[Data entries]
"""

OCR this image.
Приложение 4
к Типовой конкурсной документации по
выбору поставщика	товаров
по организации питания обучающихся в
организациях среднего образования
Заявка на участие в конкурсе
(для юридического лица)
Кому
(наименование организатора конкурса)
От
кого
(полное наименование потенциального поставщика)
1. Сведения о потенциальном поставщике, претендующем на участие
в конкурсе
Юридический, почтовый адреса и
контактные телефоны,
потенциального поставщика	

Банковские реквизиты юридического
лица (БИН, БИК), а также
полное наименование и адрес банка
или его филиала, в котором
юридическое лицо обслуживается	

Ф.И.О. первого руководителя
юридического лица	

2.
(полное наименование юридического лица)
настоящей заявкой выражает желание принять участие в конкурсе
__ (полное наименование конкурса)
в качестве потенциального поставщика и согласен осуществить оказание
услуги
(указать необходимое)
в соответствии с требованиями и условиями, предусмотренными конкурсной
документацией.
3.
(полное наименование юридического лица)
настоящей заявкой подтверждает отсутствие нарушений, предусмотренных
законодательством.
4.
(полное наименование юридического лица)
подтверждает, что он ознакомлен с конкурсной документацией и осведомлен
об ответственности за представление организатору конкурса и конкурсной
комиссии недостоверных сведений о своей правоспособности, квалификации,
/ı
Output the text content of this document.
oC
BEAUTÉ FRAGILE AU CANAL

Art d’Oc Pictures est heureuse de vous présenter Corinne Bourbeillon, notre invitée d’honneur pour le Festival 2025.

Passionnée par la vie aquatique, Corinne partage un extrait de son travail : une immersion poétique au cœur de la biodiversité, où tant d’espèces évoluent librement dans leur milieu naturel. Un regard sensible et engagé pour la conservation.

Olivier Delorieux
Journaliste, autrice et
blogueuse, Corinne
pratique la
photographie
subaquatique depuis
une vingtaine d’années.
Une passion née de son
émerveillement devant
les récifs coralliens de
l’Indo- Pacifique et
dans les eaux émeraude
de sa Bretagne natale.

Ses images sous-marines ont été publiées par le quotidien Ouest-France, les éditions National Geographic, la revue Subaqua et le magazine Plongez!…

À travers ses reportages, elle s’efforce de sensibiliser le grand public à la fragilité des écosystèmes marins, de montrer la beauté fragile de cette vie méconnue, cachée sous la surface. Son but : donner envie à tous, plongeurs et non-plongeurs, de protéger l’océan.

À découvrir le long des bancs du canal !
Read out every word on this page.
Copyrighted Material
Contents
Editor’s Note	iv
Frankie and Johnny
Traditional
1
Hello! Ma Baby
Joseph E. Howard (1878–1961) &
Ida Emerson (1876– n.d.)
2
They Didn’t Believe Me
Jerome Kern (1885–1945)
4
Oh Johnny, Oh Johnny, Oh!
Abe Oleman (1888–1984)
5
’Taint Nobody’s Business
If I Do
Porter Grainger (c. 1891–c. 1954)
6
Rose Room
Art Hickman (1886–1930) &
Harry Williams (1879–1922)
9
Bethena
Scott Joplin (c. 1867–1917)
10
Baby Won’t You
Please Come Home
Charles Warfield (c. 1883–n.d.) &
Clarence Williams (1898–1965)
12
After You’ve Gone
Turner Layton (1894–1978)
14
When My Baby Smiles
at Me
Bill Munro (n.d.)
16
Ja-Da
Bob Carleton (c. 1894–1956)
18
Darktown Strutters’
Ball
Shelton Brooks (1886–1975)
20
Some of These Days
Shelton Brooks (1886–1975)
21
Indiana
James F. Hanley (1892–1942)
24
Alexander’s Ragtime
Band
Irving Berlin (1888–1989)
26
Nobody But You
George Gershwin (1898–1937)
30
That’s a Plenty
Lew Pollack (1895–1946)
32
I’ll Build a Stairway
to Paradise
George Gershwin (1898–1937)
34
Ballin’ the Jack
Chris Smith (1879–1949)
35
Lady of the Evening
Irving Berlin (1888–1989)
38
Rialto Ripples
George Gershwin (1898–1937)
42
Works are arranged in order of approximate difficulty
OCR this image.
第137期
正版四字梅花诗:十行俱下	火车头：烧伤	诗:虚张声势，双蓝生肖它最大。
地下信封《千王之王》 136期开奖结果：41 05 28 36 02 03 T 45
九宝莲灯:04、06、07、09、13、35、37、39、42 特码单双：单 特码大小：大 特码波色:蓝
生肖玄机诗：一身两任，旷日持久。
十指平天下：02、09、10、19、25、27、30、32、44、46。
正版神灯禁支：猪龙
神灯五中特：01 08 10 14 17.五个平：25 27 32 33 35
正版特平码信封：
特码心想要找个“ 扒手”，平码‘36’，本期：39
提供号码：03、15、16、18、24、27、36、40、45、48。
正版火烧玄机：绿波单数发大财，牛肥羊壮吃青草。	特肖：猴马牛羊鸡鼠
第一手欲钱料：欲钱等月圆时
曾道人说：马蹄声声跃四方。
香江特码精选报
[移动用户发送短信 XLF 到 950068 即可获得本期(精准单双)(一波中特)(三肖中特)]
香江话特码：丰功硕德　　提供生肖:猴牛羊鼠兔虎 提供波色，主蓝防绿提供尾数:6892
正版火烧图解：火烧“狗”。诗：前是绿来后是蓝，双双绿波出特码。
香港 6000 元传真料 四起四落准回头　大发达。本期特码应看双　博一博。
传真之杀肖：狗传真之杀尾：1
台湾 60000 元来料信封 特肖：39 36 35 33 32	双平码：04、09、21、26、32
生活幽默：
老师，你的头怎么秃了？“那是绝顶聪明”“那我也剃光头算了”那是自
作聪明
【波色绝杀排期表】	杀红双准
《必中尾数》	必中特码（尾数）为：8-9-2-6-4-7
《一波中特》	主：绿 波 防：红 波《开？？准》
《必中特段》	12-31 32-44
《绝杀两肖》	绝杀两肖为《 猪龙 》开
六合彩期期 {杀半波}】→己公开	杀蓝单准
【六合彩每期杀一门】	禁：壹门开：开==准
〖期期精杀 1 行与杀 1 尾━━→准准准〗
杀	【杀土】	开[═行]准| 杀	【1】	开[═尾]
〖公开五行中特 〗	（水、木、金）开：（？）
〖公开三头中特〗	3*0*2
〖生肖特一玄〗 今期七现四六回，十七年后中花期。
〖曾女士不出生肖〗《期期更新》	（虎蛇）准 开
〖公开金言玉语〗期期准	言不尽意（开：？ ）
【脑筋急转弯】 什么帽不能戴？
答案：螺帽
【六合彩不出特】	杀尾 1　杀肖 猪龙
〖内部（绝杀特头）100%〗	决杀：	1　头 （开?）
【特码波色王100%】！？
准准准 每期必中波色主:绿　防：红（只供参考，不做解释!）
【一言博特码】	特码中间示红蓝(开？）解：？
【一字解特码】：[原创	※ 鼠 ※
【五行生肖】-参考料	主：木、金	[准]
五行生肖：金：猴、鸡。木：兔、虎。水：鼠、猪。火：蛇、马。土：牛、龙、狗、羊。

"""

Please reproduce each line exactly as written.

▸ Solution to this task
OCR this image.
Приложение 4
к Типовой конкурсной документации по
выбору поставщика	товаров
по организации питания обучающихся в
организациях среднего образования
Заявка на участие в конкурсе
(для юридического лица)
Кому
(наименование организатора конкурса)
От
кого
(полное наименование потенциального поставщика)
1. Сведения о потенциальном поставщике, претендующем на участие
в конкурсе
Юридический, почтовый адреса и
контактные телефоны,
потенциального поставщика	

Банковские реквизиты юридического
лица (БИН, БИК), а также
полное наименование и адрес банка
или его филиала, в котором
юридическое лицо обслуживается	

Ф.И.О. первого руководителя
юридического лица	

2.
(полное наименование юридического лица)
настоящей заявкой выражает желание принять участие в конкурсе
__ (полное наименование конкурса)
в качестве потенциального поставщика и согласен осуществить оказание
услуги
(указать необходимое)
в соответствии с требованиями и условиями, предусмотренными конкурсной
документацией.
3.
(полное наименование юридического лица)
настоящей заявкой подтверждает отсутствие нарушений, предусмотренных
законодательством.
4.
(полное наименование юридического лица)
подтверждает, что он ознакомлен с конкурсной документацией и осведомлен
об ответственности за представление организатору конкурса и конкурсной
комиссии недостоверных сведений о своей правоспособности, квалификации,
/ı
Output the text content of this document.
oC
BEAUTÉ FRAGILE AU CANAL

Art d’Oc Pictures est heureuse de vous présenter Corinne Bourbeillon, notre invitée d’honneur pour le Festival 2025.

Passionnée par la vie aquatique, Corinne partage un extrait de son travail : une immersion poétique au cœur de la biodiversité, où tant d’espèces évoluent librement dans leur milieu naturel. Un regard sensible et engagé pour la conservation.

Olivier Delorieux
Journaliste, autrice et
blogueuse, Corinne
pratique la
photographie
subaquatique depuis
une vingtaine d’années.
Une passion née de son
émerveillement devant
les récifs coralliens de
l’Indo- Pacifique et
dans les eaux émeraude
de sa Bretagne natale.

Ses images sous-marines ont été publiées par le quotidien Ouest-France, les éditions National Geographic, la revue Subaqua et le magazine Plongez!…

À travers ses reportages, elle s’efforce de sensibiliser le grand public à la fragilité des écosystèmes marins, de montrer la beauté fragile de cette vie méconnue, cachée sous la surface. Son but : donner envie à tous, plongeurs et non-plongeurs, de protéger l’océan.

À découvrir le long des bancs du canal !
Read out every word on this page.
Copyrighted Material
Contents
Editor’s Note	iv
Frankie and Johnny
Traditional
1
Hello! Ma Baby
Joseph E. Howard (1878–1961) &
Ida Emerson (1876– n.d.)
2
They Didn’t Believe Me
Jerome Kern (1885–1945)
4
Oh Johnny, Oh Johnny, Oh!
Abe Oleman (1888–1984)
5
’Taint Nobody’s Business
If I Do
Porter Grainger (c. 1891–c. 1954)
6
Rose Room
Art Hickman (1886–1930) &
Harry Williams (1879–1922)
9
Bethena
Scott Joplin (c. 1867–1917)
10
Baby Won’t You
Please Come Home
Charles Warfield (c. 1883–n.d.) &
Clarence Williams (1898–1965)
12
After You’ve Gone
Turner Layton (1894–1978)
14
When My Baby Smiles
at Me
Bill Munro (n.d.)
16
Ja-Da
Bob Carleton (c. 1894–1956)
18
Darktown Strutters’
Ball
Shelton Brooks (1886–1975)
20
Some of These Days
Shelton Brooks (1886–1975)
21
Indiana
James F. Hanley (1892–1942)
24
Alexander’s Ragtime
Band
Irving Berlin (1888–1989)
26
Nobody But You
George Gershwin (1898–1937)
30
That’s a Plenty
Lew Pollack (1895–1946)
32
I’ll Build a Stairway
to Paradise
George Gershwin (1898–1937)
34
Ballin’ the Jack
Chris Smith (1879–1949)
35
Lady of the Evening
Irving Berlin (1888–1989)
38
Rialto Ripples
George Gershwin (1898–1937)
42
Works are arranged in order of approximate difficulty
OCR this image.
第137期
正版四字梅花诗:十行俱下	火车头：烧伤	诗:虚张声势，双蓝生肖它最大。
地下信封《千王之王》 136期开奖结果：41 05 28 36 02 03 T 45
九宝莲灯:04、06、07、09、13、35、37、39、42 特码单双：单 特码大小：大 特码波色:蓝
生肖玄机诗：一身两任，旷日持久。
十指平天下：02、09、10、19、25、27、30、32、44、46。
正版神灯禁支：猪龙
神灯五中特：01 08 10 14 17.五个平：25 27 32 33 35
正版特平码信封：
特码心想要找个“ 扒手”，平码‘36’，本期：39
提供号码：03、15、16、18、24、27、36、40、45、48。
正版火烧玄机：绿波单数发大财，牛肥羊壮吃青草。	特肖：猴马牛羊鸡鼠
第一手欲钱料：欲钱等月圆时
曾道人说：马蹄声声跃四方。
香江特码精选报
[移动用户发送短信 XLF 到 950068 即可获得本期(精准单双)(一波中特)(三肖中特)]
香江话特码：丰功硕德　　提供生肖:猴牛羊鼠兔虎 提供波色，主蓝防绿提供尾数:6892
正版火烧图解：火烧“狗”。诗：前是绿来后是蓝，双双绿波出特码。
香港 6000 元传真料 四起四落准回头　大发达。本期特码应看双　博一博。
传真之杀肖：狗传真之杀尾：1
台湾 60000 元来料信封 特肖：39 36 35 33 32	双平码：04、09、21、26、32
生活幽默：
老师，你的头怎么秃了？“那是绝顶聪明”“那我也剃光头算了”那是自
作聪明
【波色绝杀排期表】	杀红双准
《必中尾数》	必中特码（尾数）为：8-9-2-6-4-7
《一波中特》	主：绿 波 防：红 波《开？？准》
《必中特段》	12-31 32-44
《绝杀两肖》	绝杀两肖为《 猪龙 》开
六合彩期期 {杀半波}】→己公开	杀蓝单准
【六合彩每期杀一门】	禁：壹门开：开==准
〖期期精杀 1 行与杀 1 尾━━→准准准〗
杀	【杀土】	开[═行]准| 杀	【1】	开[═尾]
〖公开五行中特 〗	（水、木、金）开：（？）
〖公开三头中特〗	3*0*2
〖生肖特一玄〗 今期七现四六回，十七年后中花期。
〖曾女士不出生肖〗《期期更新》	（虎蛇）准 开
〖公开金言玉语〗期期准	言不尽意（开：？ ）
【脑筋急转弯】 什么帽不能戴？
答案：螺帽
【六合彩不出特】	杀尾 1　杀肖 猪龙
〖内部（绝杀特头）100%〗	决杀：	1　头 （开?）
【特码波色王100%】！？
准准准 每期必中波色主:绿　防：红（只供参考，不做解释!）
【一言博特码】	特码中间示红蓝(开？）解：？
【一字解特码】：[原创	※ 鼠 ※
【五行生肖】-参考料	主：木、金	[准]
五行生肖：金：猴、鸡。木：兔、虎。水：鼠、猪。火：蛇、马。土：牛、龙、狗、羊。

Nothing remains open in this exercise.